# Exercise requirements
State how many lines of the data contain the word "podpora", and write nothing besides the number.

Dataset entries
···
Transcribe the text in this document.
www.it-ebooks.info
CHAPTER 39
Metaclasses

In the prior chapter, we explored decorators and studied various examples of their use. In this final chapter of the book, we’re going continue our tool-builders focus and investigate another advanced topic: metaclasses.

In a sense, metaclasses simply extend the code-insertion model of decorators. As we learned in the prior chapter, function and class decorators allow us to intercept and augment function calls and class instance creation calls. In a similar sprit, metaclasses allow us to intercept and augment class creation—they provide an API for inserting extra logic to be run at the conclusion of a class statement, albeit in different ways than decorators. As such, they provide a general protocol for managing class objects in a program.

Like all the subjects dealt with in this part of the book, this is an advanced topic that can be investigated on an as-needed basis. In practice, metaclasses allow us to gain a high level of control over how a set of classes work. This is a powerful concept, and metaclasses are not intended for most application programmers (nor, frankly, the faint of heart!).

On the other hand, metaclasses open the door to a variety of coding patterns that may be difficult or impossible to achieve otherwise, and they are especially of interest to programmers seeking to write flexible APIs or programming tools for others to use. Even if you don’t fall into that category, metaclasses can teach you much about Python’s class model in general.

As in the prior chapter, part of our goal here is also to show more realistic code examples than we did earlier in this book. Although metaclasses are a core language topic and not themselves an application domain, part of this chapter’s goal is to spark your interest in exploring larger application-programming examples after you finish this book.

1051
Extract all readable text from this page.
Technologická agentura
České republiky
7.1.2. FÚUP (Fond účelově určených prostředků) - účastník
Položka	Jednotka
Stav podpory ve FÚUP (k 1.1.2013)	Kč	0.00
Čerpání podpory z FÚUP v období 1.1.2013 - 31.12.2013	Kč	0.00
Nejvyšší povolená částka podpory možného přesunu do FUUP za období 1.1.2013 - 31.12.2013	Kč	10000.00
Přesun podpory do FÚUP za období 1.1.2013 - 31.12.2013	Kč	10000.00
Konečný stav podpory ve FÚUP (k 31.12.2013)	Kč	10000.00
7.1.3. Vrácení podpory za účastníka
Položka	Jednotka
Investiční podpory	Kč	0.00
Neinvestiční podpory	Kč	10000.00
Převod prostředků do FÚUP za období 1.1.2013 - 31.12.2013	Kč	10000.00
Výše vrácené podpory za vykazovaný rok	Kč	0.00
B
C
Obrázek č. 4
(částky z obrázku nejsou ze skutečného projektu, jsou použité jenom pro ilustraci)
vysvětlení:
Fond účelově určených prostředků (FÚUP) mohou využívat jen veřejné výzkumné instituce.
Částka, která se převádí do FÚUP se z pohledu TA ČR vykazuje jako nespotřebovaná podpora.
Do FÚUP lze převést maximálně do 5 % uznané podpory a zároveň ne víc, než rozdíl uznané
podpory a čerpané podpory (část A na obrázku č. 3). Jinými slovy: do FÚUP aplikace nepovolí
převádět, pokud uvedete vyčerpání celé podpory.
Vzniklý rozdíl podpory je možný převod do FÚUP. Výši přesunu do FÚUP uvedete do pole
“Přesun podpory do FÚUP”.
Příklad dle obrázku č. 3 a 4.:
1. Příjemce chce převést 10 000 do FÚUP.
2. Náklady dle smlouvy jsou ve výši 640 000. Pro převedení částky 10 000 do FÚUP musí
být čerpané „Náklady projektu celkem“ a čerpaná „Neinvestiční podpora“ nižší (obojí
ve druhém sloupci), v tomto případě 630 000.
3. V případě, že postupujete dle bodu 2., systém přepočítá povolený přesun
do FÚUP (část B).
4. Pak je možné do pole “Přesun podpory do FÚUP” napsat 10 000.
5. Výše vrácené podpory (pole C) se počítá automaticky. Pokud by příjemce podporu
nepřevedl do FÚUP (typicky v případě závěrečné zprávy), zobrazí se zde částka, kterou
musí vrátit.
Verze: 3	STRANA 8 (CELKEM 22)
···
# Solution to this problem
2